Output every entry exactly as written.

* Start *

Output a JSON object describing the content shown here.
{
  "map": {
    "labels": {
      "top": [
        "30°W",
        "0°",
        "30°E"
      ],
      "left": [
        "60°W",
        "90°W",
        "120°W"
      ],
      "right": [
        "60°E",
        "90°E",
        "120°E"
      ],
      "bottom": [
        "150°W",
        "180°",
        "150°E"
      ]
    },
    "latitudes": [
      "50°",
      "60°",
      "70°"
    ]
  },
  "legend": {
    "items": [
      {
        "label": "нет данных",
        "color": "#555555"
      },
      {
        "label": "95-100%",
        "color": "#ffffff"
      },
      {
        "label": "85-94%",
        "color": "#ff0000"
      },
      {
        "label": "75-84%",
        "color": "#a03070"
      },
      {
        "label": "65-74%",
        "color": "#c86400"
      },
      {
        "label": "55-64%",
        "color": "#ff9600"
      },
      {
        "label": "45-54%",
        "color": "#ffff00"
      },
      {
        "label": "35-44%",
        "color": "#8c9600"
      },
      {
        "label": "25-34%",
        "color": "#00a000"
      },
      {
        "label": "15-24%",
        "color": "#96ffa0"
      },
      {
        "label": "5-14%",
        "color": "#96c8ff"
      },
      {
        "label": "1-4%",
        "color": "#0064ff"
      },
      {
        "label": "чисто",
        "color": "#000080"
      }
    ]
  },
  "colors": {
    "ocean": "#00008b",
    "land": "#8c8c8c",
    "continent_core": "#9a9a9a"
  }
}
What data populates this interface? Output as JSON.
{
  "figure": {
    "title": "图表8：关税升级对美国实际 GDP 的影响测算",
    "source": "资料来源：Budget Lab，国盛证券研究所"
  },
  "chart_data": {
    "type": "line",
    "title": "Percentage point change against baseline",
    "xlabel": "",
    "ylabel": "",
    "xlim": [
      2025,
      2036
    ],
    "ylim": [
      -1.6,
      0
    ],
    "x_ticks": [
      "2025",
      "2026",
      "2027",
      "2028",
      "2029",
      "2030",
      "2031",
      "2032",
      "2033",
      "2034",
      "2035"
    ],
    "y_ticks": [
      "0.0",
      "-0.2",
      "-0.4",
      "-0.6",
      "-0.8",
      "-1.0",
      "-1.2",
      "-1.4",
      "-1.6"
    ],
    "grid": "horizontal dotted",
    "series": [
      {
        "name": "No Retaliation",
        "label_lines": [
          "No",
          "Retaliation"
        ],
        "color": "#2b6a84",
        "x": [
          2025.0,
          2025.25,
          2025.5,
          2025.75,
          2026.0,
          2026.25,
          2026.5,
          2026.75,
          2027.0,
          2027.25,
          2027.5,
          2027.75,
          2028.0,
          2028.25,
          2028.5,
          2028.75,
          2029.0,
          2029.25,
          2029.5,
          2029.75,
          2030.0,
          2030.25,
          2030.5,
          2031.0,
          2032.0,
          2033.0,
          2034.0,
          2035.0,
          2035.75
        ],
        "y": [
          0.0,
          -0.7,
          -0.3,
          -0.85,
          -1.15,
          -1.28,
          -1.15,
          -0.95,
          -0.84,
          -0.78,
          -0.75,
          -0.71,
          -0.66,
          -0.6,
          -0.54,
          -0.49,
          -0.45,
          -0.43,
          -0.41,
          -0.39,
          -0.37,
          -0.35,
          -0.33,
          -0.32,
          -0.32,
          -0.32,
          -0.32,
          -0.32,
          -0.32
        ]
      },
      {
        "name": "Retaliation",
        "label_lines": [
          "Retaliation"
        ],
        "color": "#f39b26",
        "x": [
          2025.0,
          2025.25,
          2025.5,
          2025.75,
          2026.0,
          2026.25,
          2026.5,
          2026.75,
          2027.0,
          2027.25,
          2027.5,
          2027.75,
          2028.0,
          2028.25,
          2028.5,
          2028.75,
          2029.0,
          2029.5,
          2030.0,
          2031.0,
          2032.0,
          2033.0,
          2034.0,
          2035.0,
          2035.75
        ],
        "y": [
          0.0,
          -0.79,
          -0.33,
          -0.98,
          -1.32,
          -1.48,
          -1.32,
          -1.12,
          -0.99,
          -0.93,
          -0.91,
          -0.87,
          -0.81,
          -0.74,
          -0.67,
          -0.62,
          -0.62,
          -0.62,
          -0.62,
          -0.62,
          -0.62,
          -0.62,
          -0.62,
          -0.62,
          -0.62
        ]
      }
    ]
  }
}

* End *

RESULT OF THE TASK
Output a JSON object describing the content shown here.
{
  "map": {
    "labels": {
      "top": [
        "30°W",
        "0°",
        "30°E"
      ],
      "left": [
        "60°W",
        "90°W",
        "120°W"
      ],
      "right": [
        "60°E",
        "90°E",
        "120°E"
      ],
      "bottom": [
        "150°W",
        "180°",
        "150°E"
      ]
    },
    "latitudes": [
      "50°",
      "60°",
      "70°"
    ]
  },
  "legend": {
    "items": [
      {
        "label": "нет данных",
        "color": "#555555"
      },
      {
        "label": "95-100%",
        "color": "#ffffff"
      },
      {
        "label": "85-94%",
        "color": "#ff0000"
      },
      {
        "label": "75-84%",
        "color": "#a03070"
      },
      {
        "label": "65-74%",
        "color": "#c86400"
      },
      {
        "label": "55-64%",
        "color": "#ff9600"
      },
      {
        "label": "45-54%",
        "color": "#ffff00"
      },
      {
        "label": "35-44%",
        "color": "#8c9600"
      },
      {
        "label": "25-34%",
        "color": "#00a000"
      },
      {
        "label": "15-24%",
        "color": "#96ffa0"
      },
      {
        "label": "5-14%",
        "color": "#96c8ff"
      },
      {
        "label": "1-4%",
        "color": "#0064ff"
      },
      {
        "label": "чисто",
        "color": "#000080"
      }
    ]
  },
  "colors": {
    "ocean": "#00008b",
    "land": "#8c8c8c",
    "continent_core": "#9a9a9a"
  }
}
What data populates this interface? Output as JSON.
{
  "figure": {
    "title": "图表8：关税升级对美国实际 GDP 的影响测算",
    "source": "资料来源：Budget Lab，国盛证券研究所"
  },
  "chart_data": {
    "type": "line",
    "title": "Percentage point change against baseline",
    "xlabel": "",
    "ylabel": "",
    "xlim": [
      2025,
      2036
    ],
    "ylim": [
      -1.6,
      0
    ],
    "x_ticks": [
      "2025",
      "2026",
      "2027",
      "2028",
      "2029",
      "2030",
      "2031",
      "2032",
      "2033",
      "2034",
      "2035"
    ],
    "y_ticks": [
      "0.0",
      "-0.2",
      "-0.4",
      "-0.6",
      "-0.8",
      "-1.0",
      "-1.2",
      "-1.4",
      "-1.6"
    ],
    "grid": "horizontal dotted",
    "series": [
      {
        "name": "No Retaliation",
        "label_lines": [
          "No",
          "Retaliation"
        ],
        "color": "#2b6a84",
        "x": [
          2025.0,
          2025.25,
          2025.5,
          2025.75,
          2026.0,
          2026.25,
          2026.5,
          2026.75,
          2027.0,
          2027.25,
          2027.5,
          2027.75,
          2028.0,
          2028.25,
          2028.5,
          2028.75,
          2029.0,
          2029.25,
          2029.5,
          2029.75,
          2030.0,
          2030.25,
          2030.5,
          2031.0,
          2032.0,
          2033.0,
          2034.0,
          2035.0,
          2035.75
        ],
        "y": [
          0.0,
          -0.7,
          -0.3,
          -0.85,
          -1.15,
          -1.28,
          -1.15,
          -0.95,
          -0.84,
          -0.78,
          -0.75,
          -0.71,
          -0.66,
          -0.6,
          -0.54,
          -0.49,
          -0.45,
          -0.43,
          -0.41,
          -0.39,
          -0.37,
          -0.35,
          -0.33,
          -0.32,
          -0.32,
          -0.32,
          -0.32,
          -0.32,
          -0.32
        ]
      },
      {
        "name": "Retaliation",
        "label_lines": [
          "Retaliation"
        ],
        "color": "#f39b26",
        "x": [
          2025.0,
          2025.25,
          2025.5,
          2025.75,
          2026.0,
          2026.25,
          2026.5,
          2026.75,
          2027.0,
          2027.25,
          2027.5,
          2027.75,
          2028.0,
          2028.25,
          2028.5,
          2028.75,
          2029.0,
          2029.5,
          2030.0,
          2031.0,
          2032.0,
          2033.0,
          2034.0,
          2035.0,
          2035.75
        ],
        "y": [
          0.0,
          -0.79,
          -0.33,
          -0.98,
          -1.32,
          -1.48,
          -1.32,
          -1.12,
          -0.99,
          -0.93,
          -0.91,
          -0.87,
          -0.81,
          -0.74,
          -0.67,
          -0.62,
          -0.62,
          -0.62,
          -0.62,
          -0.62,
          -0.62,
          -0.62,
          -0.62,
          -0.62,
          -0.62
        ]
      }
    ]
  }
}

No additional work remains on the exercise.